▶ **SOURCE DATA**
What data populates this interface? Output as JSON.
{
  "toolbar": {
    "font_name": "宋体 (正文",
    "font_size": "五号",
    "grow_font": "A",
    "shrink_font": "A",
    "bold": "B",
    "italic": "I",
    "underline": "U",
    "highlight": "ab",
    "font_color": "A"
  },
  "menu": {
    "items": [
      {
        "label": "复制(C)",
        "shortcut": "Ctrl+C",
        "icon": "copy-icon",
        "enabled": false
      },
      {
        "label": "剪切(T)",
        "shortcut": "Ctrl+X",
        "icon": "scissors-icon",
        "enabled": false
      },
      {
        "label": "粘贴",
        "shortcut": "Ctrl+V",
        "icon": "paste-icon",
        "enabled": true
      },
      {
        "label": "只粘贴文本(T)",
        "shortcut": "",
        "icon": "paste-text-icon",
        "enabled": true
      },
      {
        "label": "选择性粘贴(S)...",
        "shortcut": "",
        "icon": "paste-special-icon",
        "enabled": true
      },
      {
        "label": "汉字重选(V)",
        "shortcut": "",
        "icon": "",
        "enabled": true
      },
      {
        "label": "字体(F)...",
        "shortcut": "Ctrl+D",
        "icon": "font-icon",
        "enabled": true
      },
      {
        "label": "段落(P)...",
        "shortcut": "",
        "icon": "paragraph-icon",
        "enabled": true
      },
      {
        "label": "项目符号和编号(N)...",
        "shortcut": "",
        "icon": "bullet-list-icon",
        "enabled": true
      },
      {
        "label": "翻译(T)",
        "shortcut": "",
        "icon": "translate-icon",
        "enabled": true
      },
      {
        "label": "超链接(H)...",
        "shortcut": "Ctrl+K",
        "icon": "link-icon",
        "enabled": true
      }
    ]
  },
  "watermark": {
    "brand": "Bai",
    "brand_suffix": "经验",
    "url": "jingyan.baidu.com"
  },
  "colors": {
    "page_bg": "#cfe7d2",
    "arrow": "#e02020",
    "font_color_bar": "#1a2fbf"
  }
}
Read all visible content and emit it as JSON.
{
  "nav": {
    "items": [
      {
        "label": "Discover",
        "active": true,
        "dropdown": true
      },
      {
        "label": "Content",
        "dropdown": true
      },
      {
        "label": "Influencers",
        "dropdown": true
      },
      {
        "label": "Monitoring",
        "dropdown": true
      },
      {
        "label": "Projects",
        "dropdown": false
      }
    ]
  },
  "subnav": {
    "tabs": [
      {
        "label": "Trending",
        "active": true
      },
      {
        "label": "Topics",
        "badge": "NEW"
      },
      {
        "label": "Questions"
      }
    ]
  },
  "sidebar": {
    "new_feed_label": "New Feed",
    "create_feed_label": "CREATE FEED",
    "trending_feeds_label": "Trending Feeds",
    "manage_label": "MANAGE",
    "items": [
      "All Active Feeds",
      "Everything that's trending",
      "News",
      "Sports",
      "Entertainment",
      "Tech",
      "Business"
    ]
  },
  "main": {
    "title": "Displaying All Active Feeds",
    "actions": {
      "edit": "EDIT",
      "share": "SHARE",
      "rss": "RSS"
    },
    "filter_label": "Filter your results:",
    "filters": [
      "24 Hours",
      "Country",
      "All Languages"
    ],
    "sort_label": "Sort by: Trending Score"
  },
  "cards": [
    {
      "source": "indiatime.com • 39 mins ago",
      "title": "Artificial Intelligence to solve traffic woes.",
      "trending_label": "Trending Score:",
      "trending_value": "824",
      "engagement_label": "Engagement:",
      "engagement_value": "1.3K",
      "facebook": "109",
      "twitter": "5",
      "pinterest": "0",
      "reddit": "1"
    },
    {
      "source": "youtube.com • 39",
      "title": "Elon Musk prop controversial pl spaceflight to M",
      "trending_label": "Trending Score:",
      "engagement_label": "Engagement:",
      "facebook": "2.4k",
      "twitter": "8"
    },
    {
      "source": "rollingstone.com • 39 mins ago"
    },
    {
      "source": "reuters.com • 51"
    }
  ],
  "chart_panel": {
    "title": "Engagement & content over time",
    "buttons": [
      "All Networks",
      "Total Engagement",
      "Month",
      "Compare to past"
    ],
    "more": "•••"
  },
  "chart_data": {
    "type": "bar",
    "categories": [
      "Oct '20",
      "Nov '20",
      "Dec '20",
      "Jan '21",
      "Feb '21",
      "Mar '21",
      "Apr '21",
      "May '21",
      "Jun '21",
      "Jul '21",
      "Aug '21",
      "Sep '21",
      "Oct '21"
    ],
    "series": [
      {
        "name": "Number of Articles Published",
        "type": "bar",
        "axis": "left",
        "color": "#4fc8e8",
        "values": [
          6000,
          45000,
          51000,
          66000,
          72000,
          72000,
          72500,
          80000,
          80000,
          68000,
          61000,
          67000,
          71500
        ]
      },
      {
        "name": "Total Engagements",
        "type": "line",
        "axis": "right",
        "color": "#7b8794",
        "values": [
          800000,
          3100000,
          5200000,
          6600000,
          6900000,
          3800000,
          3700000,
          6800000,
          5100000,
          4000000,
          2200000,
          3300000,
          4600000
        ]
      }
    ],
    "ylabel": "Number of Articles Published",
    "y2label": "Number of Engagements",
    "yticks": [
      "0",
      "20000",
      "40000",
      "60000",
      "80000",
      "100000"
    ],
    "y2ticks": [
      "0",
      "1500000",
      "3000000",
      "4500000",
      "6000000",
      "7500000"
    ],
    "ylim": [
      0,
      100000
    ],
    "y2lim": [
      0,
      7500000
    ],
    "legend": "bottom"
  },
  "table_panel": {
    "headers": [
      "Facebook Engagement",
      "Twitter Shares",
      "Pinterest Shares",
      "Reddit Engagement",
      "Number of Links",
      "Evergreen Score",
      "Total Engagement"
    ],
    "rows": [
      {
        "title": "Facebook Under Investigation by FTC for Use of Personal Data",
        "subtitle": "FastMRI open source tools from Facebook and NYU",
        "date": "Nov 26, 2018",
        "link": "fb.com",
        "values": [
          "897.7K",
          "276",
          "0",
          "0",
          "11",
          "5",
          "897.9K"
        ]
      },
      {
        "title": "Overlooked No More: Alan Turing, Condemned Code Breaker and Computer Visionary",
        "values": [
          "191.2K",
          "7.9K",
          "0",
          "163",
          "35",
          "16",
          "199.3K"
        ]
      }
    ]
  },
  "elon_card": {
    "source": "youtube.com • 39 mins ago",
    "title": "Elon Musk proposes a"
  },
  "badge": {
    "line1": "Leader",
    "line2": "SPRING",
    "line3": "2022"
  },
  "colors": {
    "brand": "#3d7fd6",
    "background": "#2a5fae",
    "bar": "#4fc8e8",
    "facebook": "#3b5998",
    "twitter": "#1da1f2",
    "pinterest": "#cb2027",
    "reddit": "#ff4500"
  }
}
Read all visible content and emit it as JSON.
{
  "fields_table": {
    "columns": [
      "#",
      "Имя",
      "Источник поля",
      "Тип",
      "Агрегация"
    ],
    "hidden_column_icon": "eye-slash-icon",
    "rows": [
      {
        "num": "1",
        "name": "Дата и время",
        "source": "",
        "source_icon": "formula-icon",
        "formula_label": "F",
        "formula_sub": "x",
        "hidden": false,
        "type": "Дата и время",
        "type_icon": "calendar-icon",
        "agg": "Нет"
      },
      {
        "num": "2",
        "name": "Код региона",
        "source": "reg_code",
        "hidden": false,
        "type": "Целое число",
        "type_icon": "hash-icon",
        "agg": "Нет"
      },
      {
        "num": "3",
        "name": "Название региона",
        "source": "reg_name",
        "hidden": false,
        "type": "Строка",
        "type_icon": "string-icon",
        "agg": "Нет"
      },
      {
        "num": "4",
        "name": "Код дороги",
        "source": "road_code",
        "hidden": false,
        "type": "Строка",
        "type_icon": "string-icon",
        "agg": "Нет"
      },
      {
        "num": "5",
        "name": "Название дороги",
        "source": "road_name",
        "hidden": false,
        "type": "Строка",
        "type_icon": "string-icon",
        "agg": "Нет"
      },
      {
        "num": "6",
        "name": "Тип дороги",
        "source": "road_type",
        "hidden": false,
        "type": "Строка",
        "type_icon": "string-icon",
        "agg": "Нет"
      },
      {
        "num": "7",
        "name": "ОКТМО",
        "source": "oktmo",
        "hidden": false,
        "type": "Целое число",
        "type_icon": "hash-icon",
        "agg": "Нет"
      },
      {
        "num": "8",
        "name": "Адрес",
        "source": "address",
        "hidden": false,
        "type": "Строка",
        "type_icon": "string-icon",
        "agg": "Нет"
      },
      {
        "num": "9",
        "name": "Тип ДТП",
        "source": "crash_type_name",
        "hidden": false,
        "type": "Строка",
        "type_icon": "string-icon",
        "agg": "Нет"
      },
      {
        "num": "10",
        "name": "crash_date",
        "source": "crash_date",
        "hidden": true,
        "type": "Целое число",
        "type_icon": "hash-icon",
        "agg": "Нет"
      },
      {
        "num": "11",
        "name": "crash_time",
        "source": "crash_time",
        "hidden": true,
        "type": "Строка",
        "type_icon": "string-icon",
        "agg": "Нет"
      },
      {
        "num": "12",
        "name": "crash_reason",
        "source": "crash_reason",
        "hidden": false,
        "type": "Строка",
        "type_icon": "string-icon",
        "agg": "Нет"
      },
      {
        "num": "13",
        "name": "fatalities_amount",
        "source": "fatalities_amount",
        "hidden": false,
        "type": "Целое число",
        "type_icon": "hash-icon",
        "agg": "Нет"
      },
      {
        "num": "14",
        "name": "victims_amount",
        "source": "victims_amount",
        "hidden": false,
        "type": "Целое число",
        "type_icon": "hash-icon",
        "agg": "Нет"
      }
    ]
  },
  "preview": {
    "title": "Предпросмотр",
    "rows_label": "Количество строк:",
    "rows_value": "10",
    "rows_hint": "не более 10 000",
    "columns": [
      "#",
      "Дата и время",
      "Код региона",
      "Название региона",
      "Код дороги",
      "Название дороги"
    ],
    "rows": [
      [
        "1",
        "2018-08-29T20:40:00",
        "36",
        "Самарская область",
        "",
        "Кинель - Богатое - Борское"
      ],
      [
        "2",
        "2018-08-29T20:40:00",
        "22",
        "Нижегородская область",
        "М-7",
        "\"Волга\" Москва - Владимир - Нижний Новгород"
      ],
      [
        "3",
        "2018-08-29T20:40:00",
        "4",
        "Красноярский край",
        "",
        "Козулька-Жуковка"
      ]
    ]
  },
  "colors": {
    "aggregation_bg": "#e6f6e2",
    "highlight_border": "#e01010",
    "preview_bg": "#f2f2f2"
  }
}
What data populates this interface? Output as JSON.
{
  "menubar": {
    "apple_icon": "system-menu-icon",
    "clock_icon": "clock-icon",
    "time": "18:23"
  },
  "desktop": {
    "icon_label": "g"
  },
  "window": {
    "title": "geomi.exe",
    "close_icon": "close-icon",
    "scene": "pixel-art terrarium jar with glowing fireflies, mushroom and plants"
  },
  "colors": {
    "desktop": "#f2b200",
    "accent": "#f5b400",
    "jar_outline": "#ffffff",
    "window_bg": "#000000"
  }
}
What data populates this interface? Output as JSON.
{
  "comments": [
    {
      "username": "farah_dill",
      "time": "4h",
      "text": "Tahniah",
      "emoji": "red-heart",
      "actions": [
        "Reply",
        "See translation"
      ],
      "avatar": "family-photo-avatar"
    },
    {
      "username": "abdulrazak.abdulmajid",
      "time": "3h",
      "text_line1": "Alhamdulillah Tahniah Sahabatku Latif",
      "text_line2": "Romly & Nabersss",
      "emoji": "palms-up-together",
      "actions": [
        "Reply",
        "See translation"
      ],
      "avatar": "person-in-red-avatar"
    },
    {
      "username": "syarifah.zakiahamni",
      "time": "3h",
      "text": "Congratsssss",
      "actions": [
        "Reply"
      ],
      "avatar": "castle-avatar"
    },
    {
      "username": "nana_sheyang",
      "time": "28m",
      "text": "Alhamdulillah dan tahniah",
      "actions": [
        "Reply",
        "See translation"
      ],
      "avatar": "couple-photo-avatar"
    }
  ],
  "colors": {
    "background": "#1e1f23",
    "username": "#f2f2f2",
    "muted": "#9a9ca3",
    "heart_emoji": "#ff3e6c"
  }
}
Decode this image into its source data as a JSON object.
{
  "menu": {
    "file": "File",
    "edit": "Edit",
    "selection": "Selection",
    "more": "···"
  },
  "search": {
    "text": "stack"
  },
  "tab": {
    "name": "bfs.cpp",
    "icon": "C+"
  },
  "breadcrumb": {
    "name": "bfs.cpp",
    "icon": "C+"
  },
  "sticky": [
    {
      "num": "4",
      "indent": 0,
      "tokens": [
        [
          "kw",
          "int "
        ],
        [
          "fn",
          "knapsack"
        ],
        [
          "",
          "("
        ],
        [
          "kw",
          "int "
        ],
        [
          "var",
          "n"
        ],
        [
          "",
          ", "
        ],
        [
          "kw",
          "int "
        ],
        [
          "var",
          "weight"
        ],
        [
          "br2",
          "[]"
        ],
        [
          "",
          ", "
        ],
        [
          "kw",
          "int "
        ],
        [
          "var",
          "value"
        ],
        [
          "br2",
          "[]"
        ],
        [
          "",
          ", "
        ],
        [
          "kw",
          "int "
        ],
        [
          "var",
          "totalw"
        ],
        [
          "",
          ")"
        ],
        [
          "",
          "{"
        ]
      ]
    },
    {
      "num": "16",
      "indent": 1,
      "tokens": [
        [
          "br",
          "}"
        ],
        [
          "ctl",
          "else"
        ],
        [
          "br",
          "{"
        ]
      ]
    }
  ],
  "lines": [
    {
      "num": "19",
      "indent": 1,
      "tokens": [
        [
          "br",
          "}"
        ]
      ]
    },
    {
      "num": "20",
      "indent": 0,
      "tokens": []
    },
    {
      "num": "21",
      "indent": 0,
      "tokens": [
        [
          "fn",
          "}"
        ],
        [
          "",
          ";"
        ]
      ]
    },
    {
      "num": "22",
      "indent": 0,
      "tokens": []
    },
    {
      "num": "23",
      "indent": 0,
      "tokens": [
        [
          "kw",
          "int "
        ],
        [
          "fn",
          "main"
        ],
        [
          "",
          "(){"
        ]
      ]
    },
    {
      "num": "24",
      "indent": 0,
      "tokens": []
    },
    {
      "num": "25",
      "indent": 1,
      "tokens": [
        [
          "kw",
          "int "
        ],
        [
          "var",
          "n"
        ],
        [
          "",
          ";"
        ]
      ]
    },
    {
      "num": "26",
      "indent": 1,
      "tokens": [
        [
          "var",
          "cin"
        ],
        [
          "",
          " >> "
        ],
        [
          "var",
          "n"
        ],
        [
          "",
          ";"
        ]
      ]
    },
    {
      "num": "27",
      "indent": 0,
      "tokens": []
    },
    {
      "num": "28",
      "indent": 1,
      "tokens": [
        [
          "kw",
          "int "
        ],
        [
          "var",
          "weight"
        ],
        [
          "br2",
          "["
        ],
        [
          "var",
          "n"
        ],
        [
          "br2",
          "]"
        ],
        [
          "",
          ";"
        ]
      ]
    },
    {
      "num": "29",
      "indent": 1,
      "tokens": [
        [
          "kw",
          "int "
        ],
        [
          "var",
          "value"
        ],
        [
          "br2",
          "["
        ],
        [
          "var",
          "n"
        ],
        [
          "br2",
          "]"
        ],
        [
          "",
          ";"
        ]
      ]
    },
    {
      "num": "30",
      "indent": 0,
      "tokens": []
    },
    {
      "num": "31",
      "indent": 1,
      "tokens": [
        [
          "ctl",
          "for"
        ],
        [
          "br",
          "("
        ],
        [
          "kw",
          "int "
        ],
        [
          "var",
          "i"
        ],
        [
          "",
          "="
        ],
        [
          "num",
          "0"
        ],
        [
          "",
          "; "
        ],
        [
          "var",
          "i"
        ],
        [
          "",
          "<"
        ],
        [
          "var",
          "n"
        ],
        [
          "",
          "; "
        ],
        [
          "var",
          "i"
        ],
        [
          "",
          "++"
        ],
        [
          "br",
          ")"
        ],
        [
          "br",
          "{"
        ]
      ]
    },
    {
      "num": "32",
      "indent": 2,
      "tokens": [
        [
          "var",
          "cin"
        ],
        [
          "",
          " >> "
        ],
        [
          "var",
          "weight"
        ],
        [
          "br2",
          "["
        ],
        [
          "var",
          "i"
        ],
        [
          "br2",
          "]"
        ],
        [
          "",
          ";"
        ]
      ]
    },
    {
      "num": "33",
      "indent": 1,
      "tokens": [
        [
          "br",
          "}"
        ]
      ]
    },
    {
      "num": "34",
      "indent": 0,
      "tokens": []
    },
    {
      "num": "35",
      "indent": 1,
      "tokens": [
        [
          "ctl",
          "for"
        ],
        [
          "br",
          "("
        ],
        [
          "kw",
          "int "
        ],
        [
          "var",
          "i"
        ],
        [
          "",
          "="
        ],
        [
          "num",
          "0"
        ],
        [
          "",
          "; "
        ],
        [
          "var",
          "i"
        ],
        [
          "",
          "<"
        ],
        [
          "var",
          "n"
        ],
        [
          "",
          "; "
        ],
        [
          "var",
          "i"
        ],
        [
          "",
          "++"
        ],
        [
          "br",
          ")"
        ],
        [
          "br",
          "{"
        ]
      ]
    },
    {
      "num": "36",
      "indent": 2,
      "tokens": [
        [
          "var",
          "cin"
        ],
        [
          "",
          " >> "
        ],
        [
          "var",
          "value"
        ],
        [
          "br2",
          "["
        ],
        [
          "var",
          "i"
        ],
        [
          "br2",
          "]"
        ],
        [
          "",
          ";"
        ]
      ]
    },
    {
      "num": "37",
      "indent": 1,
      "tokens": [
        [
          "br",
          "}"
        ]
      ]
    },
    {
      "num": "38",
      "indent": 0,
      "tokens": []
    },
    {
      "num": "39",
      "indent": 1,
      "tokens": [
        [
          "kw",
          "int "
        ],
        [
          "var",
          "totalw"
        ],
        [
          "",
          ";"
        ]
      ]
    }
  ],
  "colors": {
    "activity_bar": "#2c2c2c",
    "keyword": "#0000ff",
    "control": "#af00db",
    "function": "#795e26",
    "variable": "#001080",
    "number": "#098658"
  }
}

▶ **REQUIRED TASK**
Above are the records. Identify each line that contains the word "Feeds".

▶ **ANSWER FOR THE TASK**
    "trending_feeds_label": "Trending Feeds",
      "All Active Feeds",
    "title": "Displaying All Active Feeds",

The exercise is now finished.